TASK MATERIAL:
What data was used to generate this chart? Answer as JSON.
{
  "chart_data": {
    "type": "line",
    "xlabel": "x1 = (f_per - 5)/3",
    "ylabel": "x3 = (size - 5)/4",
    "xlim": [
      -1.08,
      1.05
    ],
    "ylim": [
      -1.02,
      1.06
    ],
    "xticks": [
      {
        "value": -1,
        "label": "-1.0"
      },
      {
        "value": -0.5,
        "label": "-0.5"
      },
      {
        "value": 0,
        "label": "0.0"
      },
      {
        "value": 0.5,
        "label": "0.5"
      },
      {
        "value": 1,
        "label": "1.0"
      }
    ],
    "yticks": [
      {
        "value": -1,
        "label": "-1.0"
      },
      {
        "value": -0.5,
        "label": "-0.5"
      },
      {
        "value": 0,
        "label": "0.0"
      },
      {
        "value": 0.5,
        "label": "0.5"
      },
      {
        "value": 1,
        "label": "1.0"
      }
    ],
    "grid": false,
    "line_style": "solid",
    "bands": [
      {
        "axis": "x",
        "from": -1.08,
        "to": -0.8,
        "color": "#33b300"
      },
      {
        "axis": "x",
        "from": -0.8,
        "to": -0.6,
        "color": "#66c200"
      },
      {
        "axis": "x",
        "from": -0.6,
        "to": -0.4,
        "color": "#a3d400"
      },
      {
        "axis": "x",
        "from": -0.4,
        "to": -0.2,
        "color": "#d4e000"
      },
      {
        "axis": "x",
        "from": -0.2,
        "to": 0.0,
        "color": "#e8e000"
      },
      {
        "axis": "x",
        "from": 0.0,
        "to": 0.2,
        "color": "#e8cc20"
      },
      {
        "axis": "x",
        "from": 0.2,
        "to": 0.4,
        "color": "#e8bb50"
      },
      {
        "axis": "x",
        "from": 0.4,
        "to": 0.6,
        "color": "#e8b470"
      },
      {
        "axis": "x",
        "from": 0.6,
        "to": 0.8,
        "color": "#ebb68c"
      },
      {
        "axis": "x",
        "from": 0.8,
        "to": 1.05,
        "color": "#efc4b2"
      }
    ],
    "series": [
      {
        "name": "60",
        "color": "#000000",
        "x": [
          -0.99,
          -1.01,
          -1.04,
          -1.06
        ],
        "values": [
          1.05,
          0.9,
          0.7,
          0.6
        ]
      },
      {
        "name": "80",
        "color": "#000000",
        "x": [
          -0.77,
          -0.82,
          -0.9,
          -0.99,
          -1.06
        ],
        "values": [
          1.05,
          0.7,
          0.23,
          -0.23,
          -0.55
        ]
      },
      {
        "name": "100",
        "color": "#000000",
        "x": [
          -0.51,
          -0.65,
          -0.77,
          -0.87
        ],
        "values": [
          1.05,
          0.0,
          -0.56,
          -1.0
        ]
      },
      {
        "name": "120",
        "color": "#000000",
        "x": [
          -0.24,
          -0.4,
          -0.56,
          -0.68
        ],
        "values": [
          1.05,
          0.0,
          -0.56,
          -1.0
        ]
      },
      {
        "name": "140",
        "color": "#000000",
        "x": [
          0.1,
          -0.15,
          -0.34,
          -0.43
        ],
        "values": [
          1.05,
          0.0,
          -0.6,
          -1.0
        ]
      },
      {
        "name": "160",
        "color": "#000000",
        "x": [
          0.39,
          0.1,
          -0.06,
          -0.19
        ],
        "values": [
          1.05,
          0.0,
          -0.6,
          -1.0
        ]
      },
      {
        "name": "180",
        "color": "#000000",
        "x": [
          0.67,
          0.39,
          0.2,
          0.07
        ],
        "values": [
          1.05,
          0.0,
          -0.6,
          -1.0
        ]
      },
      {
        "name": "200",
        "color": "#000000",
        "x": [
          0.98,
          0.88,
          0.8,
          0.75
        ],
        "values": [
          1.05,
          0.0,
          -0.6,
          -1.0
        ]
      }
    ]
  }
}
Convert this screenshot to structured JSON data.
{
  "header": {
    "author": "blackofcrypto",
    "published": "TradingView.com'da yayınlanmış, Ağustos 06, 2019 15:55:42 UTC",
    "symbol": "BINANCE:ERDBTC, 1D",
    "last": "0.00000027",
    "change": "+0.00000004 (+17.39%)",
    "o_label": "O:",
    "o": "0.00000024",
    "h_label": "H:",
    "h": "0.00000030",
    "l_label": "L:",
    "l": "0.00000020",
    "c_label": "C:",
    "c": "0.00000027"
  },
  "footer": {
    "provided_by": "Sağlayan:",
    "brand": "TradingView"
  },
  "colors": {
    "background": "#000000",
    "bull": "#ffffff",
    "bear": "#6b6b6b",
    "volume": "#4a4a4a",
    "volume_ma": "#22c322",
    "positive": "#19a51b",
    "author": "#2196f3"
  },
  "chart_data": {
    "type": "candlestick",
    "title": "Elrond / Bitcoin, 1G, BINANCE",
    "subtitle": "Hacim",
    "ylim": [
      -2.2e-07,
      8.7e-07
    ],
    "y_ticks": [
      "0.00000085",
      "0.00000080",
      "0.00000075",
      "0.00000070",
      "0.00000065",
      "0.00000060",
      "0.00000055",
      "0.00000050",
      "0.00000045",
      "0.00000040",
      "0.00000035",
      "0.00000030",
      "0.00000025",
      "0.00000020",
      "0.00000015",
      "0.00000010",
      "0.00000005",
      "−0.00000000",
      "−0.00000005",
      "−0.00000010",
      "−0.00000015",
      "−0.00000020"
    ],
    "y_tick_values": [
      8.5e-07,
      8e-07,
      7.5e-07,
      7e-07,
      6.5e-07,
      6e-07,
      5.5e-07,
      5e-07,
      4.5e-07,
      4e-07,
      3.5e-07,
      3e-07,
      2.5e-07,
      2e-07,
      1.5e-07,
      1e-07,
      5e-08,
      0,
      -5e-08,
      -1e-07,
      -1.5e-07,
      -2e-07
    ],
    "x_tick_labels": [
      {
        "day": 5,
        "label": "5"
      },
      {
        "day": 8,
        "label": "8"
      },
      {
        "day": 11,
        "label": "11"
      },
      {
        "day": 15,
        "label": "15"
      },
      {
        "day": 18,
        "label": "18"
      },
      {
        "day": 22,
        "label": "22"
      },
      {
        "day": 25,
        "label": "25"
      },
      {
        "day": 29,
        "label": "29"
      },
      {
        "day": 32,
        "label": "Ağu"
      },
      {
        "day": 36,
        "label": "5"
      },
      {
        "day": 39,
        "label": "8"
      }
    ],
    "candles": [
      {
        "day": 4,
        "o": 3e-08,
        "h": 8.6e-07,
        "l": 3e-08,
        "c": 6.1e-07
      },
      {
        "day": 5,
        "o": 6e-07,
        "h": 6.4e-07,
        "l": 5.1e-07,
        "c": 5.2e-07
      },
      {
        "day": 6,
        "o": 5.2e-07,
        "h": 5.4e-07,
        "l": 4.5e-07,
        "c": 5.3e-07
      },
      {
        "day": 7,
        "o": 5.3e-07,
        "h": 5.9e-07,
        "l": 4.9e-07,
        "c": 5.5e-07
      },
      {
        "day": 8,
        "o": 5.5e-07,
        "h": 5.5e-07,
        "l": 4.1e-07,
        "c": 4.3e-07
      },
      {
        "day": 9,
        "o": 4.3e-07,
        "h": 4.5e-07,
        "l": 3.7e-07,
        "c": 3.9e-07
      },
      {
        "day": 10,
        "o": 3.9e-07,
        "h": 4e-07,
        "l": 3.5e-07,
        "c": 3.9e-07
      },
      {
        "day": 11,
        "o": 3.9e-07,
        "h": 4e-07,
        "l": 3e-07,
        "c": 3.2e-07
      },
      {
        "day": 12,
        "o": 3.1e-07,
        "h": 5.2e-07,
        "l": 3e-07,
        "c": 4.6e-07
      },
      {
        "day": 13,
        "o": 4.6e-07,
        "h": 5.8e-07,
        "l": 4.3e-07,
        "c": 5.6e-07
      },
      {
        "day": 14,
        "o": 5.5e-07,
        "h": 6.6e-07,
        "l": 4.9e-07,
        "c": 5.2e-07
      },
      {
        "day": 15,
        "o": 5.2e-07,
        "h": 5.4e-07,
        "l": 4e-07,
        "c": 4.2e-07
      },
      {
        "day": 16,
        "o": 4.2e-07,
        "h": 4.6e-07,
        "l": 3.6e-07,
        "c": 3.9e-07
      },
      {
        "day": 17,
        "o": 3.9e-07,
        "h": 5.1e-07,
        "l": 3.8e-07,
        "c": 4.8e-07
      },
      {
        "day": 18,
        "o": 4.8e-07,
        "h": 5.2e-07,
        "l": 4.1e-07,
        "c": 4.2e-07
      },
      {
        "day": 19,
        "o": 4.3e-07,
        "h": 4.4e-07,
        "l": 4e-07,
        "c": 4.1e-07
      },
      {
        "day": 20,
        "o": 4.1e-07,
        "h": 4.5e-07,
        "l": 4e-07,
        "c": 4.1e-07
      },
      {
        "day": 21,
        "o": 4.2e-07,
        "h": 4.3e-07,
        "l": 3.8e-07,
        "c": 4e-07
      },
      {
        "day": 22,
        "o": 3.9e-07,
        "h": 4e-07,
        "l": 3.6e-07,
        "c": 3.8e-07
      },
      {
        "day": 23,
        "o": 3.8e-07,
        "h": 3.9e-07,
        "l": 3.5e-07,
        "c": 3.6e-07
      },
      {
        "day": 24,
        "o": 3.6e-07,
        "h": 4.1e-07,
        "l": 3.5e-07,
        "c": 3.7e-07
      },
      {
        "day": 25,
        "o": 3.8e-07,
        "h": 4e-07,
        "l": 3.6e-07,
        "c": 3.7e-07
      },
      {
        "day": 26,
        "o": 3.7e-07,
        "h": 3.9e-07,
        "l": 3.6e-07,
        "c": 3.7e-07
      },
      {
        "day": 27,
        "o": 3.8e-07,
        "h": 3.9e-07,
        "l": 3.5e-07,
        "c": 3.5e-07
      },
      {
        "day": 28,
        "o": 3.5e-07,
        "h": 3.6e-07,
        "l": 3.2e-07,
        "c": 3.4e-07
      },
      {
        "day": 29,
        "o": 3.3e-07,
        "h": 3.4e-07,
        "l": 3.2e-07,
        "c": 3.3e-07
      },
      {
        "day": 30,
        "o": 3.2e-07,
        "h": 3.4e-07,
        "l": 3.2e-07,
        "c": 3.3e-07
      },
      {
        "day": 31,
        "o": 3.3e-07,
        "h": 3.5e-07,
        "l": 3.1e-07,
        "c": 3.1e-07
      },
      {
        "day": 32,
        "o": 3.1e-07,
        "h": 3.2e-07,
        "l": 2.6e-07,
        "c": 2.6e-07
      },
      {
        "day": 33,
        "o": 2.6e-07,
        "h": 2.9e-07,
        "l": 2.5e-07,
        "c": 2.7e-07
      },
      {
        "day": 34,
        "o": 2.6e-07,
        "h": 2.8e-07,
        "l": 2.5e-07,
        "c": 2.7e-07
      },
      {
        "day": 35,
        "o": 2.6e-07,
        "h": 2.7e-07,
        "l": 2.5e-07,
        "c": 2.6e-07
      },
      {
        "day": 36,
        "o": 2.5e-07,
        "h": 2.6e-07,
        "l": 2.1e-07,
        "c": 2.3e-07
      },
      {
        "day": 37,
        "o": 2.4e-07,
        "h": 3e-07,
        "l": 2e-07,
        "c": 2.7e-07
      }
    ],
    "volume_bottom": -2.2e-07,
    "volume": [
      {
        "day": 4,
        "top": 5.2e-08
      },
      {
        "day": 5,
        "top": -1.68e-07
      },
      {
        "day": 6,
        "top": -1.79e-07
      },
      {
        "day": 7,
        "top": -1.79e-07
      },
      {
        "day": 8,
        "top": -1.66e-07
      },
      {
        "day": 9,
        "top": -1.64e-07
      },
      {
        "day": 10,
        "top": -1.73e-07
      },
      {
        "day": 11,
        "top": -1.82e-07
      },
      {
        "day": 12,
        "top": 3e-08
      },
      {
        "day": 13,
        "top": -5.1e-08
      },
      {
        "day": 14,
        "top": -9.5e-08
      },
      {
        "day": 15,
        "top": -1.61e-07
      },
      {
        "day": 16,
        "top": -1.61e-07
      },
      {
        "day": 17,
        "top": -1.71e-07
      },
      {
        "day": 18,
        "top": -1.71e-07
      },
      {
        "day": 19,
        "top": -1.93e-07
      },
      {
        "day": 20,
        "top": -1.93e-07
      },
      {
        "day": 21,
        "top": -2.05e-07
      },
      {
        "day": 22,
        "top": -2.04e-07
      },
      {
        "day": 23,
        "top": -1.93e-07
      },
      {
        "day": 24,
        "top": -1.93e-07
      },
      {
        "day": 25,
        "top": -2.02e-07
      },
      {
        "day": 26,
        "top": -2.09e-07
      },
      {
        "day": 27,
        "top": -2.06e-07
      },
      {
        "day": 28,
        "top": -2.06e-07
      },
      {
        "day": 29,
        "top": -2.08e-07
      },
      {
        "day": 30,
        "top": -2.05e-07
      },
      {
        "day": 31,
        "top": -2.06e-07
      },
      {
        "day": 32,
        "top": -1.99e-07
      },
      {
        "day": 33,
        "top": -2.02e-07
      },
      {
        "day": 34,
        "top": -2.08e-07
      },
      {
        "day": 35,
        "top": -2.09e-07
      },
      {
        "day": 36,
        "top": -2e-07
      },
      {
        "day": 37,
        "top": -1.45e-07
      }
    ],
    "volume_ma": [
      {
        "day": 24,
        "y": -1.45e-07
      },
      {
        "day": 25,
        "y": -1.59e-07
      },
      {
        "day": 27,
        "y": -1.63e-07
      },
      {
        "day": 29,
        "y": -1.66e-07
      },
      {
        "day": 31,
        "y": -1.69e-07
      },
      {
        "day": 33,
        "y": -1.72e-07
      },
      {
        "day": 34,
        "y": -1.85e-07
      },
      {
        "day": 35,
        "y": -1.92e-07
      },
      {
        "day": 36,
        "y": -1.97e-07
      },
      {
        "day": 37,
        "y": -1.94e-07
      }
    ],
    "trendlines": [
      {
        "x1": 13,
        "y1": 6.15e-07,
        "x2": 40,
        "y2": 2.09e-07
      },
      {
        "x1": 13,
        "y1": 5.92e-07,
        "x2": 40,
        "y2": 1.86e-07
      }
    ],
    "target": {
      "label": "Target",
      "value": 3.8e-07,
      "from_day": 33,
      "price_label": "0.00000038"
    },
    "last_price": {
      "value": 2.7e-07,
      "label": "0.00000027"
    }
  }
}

GIVEN TASK: Report how many lines of the entries hold the string "JSON". Provide the number alone.

COMPLETE OUTPUT: 2